[Dataset excerpts]
━━━━━━━━━━━━━━━━

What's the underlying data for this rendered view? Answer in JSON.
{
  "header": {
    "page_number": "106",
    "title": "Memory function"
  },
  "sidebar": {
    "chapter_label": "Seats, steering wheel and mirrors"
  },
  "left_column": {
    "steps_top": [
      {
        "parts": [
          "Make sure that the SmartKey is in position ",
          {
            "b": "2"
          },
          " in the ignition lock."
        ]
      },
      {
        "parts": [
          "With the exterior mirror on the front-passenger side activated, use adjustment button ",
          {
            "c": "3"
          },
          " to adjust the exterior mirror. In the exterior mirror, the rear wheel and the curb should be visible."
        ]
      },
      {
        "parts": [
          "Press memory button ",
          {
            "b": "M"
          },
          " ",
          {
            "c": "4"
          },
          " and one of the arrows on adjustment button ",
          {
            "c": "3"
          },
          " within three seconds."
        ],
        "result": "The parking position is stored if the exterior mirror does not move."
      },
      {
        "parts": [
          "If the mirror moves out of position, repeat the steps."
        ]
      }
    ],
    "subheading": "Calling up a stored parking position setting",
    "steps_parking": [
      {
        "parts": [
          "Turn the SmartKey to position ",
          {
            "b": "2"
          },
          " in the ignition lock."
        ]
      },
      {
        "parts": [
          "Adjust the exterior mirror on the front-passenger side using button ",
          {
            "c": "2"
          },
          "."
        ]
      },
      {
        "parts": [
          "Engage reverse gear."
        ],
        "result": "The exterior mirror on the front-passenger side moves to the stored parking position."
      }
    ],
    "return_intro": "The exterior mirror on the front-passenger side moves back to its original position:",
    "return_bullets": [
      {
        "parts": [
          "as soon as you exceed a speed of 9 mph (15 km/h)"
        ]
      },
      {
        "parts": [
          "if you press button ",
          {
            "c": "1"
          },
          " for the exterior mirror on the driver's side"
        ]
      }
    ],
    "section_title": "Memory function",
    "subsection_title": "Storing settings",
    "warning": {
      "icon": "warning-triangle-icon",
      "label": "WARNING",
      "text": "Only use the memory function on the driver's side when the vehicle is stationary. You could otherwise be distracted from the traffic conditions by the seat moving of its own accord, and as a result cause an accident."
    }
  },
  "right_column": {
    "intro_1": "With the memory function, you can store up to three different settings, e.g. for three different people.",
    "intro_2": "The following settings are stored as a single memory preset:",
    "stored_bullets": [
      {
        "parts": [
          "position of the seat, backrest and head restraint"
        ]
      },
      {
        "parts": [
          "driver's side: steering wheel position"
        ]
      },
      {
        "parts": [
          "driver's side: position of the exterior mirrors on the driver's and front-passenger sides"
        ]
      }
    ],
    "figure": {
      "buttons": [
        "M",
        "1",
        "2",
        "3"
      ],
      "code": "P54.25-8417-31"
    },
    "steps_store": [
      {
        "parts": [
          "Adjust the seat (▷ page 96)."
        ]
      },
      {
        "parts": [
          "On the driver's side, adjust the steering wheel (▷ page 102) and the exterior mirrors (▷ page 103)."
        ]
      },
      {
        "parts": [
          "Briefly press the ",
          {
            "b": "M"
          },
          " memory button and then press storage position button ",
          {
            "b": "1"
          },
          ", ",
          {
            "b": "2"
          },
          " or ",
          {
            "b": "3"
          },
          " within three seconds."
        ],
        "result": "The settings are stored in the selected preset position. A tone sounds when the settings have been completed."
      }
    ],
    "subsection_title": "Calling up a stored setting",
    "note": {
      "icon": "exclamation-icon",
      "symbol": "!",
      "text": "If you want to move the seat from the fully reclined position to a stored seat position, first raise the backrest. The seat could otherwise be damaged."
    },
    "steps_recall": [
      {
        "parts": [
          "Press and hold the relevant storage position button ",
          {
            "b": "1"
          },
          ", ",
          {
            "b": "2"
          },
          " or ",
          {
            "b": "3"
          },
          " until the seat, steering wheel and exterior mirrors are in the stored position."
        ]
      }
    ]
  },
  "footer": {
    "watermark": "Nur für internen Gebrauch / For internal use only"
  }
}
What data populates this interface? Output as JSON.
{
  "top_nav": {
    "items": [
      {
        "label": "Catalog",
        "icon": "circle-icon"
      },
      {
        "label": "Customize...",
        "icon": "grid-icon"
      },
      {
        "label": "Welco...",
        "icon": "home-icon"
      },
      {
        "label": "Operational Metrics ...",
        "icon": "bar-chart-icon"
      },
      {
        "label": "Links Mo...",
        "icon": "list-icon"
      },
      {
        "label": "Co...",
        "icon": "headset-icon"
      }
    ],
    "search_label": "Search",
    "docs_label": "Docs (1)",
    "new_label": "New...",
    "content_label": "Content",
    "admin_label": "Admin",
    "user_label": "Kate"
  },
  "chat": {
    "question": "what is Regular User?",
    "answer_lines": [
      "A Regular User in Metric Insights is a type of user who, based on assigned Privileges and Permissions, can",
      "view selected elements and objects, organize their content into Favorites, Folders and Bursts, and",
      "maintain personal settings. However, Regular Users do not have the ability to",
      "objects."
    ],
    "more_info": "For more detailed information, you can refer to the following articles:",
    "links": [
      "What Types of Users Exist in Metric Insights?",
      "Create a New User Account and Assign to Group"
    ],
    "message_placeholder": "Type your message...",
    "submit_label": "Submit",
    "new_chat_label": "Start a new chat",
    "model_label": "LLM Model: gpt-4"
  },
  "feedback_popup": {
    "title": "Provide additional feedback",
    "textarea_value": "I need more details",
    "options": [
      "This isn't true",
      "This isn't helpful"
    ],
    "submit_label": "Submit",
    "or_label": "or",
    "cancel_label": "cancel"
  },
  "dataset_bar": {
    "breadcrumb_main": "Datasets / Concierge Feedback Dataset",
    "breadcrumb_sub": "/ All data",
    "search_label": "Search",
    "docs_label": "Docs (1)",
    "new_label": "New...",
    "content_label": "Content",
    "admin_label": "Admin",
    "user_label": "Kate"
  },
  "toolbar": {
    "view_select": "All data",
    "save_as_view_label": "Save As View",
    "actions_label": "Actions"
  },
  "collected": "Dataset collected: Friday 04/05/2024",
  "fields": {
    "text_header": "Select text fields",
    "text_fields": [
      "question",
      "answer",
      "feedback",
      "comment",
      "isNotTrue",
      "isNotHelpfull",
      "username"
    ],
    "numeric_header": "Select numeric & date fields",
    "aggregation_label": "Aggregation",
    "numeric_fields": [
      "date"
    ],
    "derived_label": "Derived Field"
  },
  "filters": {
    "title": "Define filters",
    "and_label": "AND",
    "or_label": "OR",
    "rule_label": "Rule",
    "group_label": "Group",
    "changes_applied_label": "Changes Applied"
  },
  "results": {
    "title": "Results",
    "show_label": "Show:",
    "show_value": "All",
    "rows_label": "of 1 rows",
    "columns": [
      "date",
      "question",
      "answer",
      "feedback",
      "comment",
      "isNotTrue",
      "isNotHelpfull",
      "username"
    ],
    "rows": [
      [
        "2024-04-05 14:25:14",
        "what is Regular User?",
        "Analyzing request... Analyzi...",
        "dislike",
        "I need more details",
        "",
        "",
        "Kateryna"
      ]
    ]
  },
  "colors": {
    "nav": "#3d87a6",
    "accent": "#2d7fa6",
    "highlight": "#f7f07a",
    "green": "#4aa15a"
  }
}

━━━━━━━━━━━━━━━━

### What the task requires:
Copy out the whole listing, exactly as written.

### Task answer:
What's the underlying data for this rendered view? Answer in JSON.
{
  "header": {
    "page_number": "106",
    "title": "Memory function"
  },
  "sidebar": {
    "chapter_label": "Seats, steering wheel and mirrors"
  },
  "left_column": {
    "steps_top": [
      {
        "parts": [
          "Make sure that the SmartKey is in position ",
          {
            "b": "2"
          },
          " in the ignition lock."
        ]
      },
      {
        "parts": [
          "With the exterior mirror on the front-passenger side activated, use adjustment button ",
          {
            "c": "3"
          },
          " to adjust the exterior mirror. In the exterior mirror, the rear wheel and the curb should be visible."
        ]
      },
      {
        "parts": [
          "Press memory button ",
          {
            "b": "M"
          },
          " ",
          {
            "c": "4"
          },
          " and one of the arrows on adjustment button ",
          {
            "c": "3"
          },
          " within three seconds."
        ],
        "result": "The parking position is stored if the exterior mirror does not move."
      },
      {
        "parts": [
          "If the mirror moves out of position, repeat the steps."
        ]
      }
    ],
    "subheading": "Calling up a stored parking position setting",
    "steps_parking": [
      {
        "parts": [
          "Turn the SmartKey to position ",
          {
            "b": "2"
          },
          " in the ignition lock."
        ]
      },
      {
        "parts": [
          "Adjust the exterior mirror on the front-passenger side using button ",
          {
            "c": "2"
          },
          "."
        ]
      },
      {
        "parts": [
          "Engage reverse gear."
        ],
        "result": "The exterior mirror on the front-passenger side moves to the stored parking position."
      }
    ],
    "return_intro": "The exterior mirror on the front-passenger side moves back to its original position:",
    "return_bullets": [
      {
        "parts": [
          "as soon as you exceed a speed of 9 mph (15 km/h)"
        ]
      },
      {
        "parts": [
          "if you press button ",
          {
            "c": "1"
          },
          " for the exterior mirror on the driver's side"
        ]
      }
    ],
    "section_title": "Memory function",
    "subsection_title": "Storing settings",
    "warning": {
      "icon": "warning-triangle-icon",
      "label": "WARNING",
      "text": "Only use the memory function on the driver's side when the vehicle is stationary. You could otherwise be distracted from the traffic conditions by the seat moving of its own accord, and as a result cause an accident."
    }
  },
  "right_column": {
    "intro_1": "With the memory function, you can store up to three different settings, e.g. for three different people.",
    "intro_2": "The following settings are stored as a single memory preset:",
    "stored_bullets": [
      {
        "parts": [
          "position of the seat, backrest and head restraint"
        ]
      },
      {
        "parts": [
          "driver's side: steering wheel position"
        ]
      },
      {
        "parts": [
          "driver's side: position of the exterior mirrors on the driver's and front-passenger sides"
        ]
      }
    ],
    "figure": {
      "buttons": [
        "M",
        "1",
        "2",
        "3"
      ],
      "code": "P54.25-8417-31"
    },
    "steps_store": [
      {
        "parts": [
          "Adjust the seat (▷ page 96)."
        ]
      },
      {
        "parts": [
          "On the driver's side, adjust the steering wheel (▷ page 102) and the exterior mirrors (▷ page 103)."
        ]
      },
      {
        "parts": [
          "Briefly press the ",
          {
            "b": "M"
          },
          " memory button and then press storage position button ",
          {
            "b": "1"
          },
          ", ",
          {
            "b": "2"
          },
          " or ",
          {
            "b": "3"
          },
          " within three seconds."
        ],
        "result": "The settings are stored in the selected preset position. A tone sounds when the settings have been completed."
      }
    ],
    "subsection_title": "Calling up a stored setting",
    "note": {
      "icon": "exclamation-icon",
      "symbol": "!",
      "text": "If you want to move the seat from the fully reclined position to a stored seat position, first raise the backrest. The seat could otherwise be damaged."
    },
    "steps_recall": [
      {
        "parts": [
          "Press and hold the relevant storage position button ",
          {
            "b": "1"
          },
          ", ",
          {
            "b": "2"
          },
          " or ",
          {
            "b": "3"
          },
          " until the seat, steering wheel and exterior mirrors are in the stored position."
        ]
      }
    ]
  },
  "footer": {
    "watermark": "Nur für internen Gebrauch / For internal use only"
  }
}
What data populates this interface? Output as JSON.
{
  "top_nav": {
    "items": [
      {
        "label": "Catalog",
        "icon": "circle-icon"
      },
      {
        "label": "Customize...",
        "icon": "grid-icon"
      },
      {
        "label": "Welco...",
        "icon": "home-icon"
      },
      {
        "label": "Operational Metrics ...",
        "icon": "bar-chart-icon"
      },
      {
        "label": "Links Mo...",
        "icon": "list-icon"
      },
      {
        "label": "Co...",
        "icon": "headset-icon"
      }
    ],
    "search_label": "Search",
    "docs_label": "Docs (1)",
    "new_label": "New...",
    "content_label": "Content",
    "admin_label": "Admin",
    "user_label": "Kate"
  },
  "chat": {
    "question": "what is Regular User?",
    "answer_lines": [
      "A Regular User in Metric Insights is a type of user who, based on assigned Privileges and Permissions, can",
      "view selected elements and objects, organize their content into Favorites, Folders and Bursts, and",
      "maintain personal settings. However, Regular Users do not have the ability to",
      "objects."
    ],
    "more_info": "For more detailed information, you can refer to the following articles:",
    "links": [
      "What Types of Users Exist in Metric Insights?",
      "Create a New User Account and Assign to Group"
    ],
    "message_placeholder": "Type your message...",
    "submit_label": "Submit",
    "new_chat_label": "Start a new chat",
    "model_label": "LLM Model: gpt-4"
  },
  "feedback_popup": {
    "title": "Provide additional feedback",
    "textarea_value": "I need more details",
    "options": [
      "This isn't true",
      "This isn't helpful"
    ],
    "submit_label": "Submit",
    "or_label": "or",
    "cancel_label": "cancel"
  },
  "dataset_bar": {
    "breadcrumb_main": "Datasets / Concierge Feedback Dataset",
    "breadcrumb_sub": "/ All data",
    "search_label": "Search",
    "docs_label": "Docs (1)",
    "new_label": "New...",
    "content_label": "Content",
    "admin_label": "Admin",
    "user_label": "Kate"
  },
  "toolbar": {
    "view_select": "All data",
    "save_as_view_label": "Save As View",
    "actions_label": "Actions"
  },
  "collected": "Dataset collected: Friday 04/05/2024",
  "fields": {
    "text_header": "Select text fields",
    "text_fields": [
      "question",
      "answer",
      "feedback",
      "comment",
      "isNotTrue",
      "isNotHelpfull",
      "username"
    ],
    "numeric_header": "Select numeric & date fields",
    "aggregation_label": "Aggregation",
    "numeric_fields": [
      "date"
    ],
    "derived_label": "Derived Field"
  },
  "filters": {
    "title": "Define filters",
    "and_label": "AND",
    "or_label": "OR",
    "rule_label": "Rule",
    "group_label": "Group",
    "changes_applied_label": "Changes Applied"
  },
  "results": {
    "title": "Results",
    "show_label": "Show:",
    "show_value": "All",
    "rows_label": "of 1 rows",
    "columns": [
      "date",
      "question",
      "answer",
      "feedback",
      "comment",
      "isNotTrue",
      "isNotHelpfull",
      "username"
    ],
    "rows": [
      [
        "2024-04-05 14:25:14",
        "what is Regular User?",
        "Analyzing request... Analyzi...",
        "dislike",
        "I need more details",
        "",
        "",
        "Kateryna"
      ]
    ]
  },
  "colors": {
    "nav": "#3d87a6",
    "accent": "#2d7fa6",
    "highlight": "#f7f07a",
    "green": "#4aa15a"
  }
}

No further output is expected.